• [What you need to do]:
• A. In the article about Women's and Children's Health Services, what was Chester's infant mortality rate in 1995?
• B. Repeat the article about Women's and Children's Health Services from "Since 1992, Women’s" to "14.9 in 1000.", swapping "babies" for "infants" throughout.

• [Page text]:
Women’s and Children’s Health Services celebrates improved maternal and birth outcomes with week of events
Women’s and Children’s Health Services in Delaware County believes it takes a village to help a mother birth a healthy baby.
During the week of September 11th they thanked various members of their village by hosting a week-long series of events to celebrate twenty-five years of serving and partnering with families to help the youngest citizens get off to the best possible start in life.
“You don’t reach that landmark successfully without partnering with other organizations,” said Katie Kenyon, Community Development Coordinator. “It’s all about the relationships for me whether it’s for providers and families or organizations together.”
Since 1992, Women’s and Children’s Health Services in Delaware County have improved maternal and birth outcomes and contributed to a significant reduction in the disparate infant mortality and morbidity rate in the City of Chester. In 1995, Chester had an infant mortality rate of 22 infant deaths per 1000 babies born. In addition, babies born in Chester were three times more likely to die than babies born elsewhere in Delaware County. The most recent data from 2014 shows that the Infant Mortality and Morbidity Rate in Chester is down to 14.9 in 1000.

• [Data excerpts]:

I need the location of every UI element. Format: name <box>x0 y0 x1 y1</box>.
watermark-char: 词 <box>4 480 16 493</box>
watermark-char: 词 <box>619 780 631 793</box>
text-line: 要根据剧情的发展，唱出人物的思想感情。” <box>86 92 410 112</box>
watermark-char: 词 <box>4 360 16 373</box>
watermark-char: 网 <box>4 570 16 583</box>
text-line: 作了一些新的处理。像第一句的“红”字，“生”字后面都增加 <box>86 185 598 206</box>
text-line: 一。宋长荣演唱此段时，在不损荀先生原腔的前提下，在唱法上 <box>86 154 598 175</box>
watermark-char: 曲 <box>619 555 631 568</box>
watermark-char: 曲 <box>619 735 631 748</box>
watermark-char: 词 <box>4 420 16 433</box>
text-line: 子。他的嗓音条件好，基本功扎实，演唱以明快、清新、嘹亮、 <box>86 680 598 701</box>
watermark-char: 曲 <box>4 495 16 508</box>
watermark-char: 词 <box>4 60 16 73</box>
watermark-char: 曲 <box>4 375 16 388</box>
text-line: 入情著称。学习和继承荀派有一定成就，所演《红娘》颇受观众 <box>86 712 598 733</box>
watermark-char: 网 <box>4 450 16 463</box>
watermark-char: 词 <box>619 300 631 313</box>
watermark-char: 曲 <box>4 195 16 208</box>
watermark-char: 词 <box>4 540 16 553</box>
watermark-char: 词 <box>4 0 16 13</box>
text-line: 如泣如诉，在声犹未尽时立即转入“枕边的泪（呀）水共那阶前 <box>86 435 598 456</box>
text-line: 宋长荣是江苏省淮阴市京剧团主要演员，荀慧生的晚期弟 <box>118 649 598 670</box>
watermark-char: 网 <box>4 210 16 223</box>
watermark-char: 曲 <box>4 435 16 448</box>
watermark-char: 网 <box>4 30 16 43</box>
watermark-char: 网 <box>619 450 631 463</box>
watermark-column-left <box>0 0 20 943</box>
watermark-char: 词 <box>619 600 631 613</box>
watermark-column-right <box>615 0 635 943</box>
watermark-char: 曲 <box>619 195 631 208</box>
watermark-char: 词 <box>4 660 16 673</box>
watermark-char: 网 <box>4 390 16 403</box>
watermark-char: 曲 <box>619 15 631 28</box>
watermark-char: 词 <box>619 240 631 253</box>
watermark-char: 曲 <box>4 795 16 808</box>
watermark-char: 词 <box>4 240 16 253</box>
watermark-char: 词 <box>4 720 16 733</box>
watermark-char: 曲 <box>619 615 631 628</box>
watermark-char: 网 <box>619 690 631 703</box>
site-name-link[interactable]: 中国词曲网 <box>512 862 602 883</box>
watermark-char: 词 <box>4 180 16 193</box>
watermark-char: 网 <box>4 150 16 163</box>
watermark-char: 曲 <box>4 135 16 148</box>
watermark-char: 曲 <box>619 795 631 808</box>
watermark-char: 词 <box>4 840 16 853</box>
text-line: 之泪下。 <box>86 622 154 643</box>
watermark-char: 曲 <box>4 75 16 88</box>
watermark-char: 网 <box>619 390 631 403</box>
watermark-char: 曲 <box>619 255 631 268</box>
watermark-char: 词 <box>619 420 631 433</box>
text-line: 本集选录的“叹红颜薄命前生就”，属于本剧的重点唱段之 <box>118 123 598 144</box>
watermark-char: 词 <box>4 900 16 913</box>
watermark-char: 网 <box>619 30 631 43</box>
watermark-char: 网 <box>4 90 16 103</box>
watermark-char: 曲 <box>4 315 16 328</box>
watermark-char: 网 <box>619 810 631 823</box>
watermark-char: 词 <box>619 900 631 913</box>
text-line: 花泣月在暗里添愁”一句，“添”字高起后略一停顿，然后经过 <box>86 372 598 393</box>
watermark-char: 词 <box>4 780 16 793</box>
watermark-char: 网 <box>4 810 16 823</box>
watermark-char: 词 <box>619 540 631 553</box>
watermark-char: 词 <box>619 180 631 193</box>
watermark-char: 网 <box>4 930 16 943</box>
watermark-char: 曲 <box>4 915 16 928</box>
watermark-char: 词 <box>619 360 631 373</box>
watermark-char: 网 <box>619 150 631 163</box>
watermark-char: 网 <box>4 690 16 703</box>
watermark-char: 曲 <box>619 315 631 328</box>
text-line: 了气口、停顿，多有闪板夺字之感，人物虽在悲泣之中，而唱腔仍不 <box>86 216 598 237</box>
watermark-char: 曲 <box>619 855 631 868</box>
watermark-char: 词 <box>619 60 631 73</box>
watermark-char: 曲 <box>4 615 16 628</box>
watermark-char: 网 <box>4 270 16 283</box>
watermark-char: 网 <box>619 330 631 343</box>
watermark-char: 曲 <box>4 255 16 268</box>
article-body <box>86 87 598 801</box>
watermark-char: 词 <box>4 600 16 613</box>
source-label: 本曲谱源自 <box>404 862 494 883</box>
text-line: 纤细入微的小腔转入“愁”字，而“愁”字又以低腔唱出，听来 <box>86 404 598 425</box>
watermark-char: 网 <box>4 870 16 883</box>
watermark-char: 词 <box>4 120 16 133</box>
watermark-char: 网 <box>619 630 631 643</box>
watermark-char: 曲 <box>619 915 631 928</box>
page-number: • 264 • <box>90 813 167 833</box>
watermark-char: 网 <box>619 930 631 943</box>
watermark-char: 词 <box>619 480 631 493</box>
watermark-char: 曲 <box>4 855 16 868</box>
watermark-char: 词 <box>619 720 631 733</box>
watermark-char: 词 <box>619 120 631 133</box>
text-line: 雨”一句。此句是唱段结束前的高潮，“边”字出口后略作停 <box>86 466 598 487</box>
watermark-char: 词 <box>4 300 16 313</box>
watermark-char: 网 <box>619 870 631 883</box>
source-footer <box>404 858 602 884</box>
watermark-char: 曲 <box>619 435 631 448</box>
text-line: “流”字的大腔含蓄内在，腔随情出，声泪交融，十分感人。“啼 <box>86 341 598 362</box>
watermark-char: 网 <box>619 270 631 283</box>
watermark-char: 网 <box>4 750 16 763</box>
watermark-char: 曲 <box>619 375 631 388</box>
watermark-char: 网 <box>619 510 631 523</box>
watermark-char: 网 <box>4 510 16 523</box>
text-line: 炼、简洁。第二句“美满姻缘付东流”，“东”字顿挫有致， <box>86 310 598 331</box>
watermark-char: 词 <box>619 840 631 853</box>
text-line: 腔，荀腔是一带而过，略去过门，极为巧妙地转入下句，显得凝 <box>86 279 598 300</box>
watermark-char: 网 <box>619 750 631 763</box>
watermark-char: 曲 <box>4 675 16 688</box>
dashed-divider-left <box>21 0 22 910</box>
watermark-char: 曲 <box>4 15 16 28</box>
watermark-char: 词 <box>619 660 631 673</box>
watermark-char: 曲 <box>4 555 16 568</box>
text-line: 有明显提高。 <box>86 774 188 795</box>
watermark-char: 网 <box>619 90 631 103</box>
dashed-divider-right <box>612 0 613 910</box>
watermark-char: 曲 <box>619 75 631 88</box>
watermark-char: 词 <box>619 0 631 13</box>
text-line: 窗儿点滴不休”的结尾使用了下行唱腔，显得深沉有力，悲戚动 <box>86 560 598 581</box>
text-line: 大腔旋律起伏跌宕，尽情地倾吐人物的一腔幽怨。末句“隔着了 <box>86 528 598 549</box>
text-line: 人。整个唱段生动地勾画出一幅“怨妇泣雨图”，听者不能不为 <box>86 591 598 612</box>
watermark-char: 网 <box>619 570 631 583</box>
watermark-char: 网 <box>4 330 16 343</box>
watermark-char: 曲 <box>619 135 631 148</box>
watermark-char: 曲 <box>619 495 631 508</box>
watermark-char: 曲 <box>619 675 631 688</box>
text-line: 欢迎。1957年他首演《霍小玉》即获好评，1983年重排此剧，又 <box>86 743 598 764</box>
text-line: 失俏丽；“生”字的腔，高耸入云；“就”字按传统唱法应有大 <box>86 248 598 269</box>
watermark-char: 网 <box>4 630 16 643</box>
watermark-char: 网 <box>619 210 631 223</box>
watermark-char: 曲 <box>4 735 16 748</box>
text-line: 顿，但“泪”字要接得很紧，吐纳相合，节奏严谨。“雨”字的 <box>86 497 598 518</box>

• [Responses to the exercise]:
• A. 22 infant deaths per 1000 babies born

• B.
Since 1992, Women’s and Children’s Health Services in Delaware County have improved maternal and birth outcomes and contributed to a significant reduction in the disparate infant mortality and morbidity rate in the City of Chester. In 1995, Chester had an infant mortality rate of 22 infant deaths per 1000 infants born. In addition, infants born in Chester were three times more likely to die than infants born elsewhere in Delaware County. The most recent data from 2014 shows that the Infant Mortality and Morbidity Rate in Chester is down to 14.9 in 1000.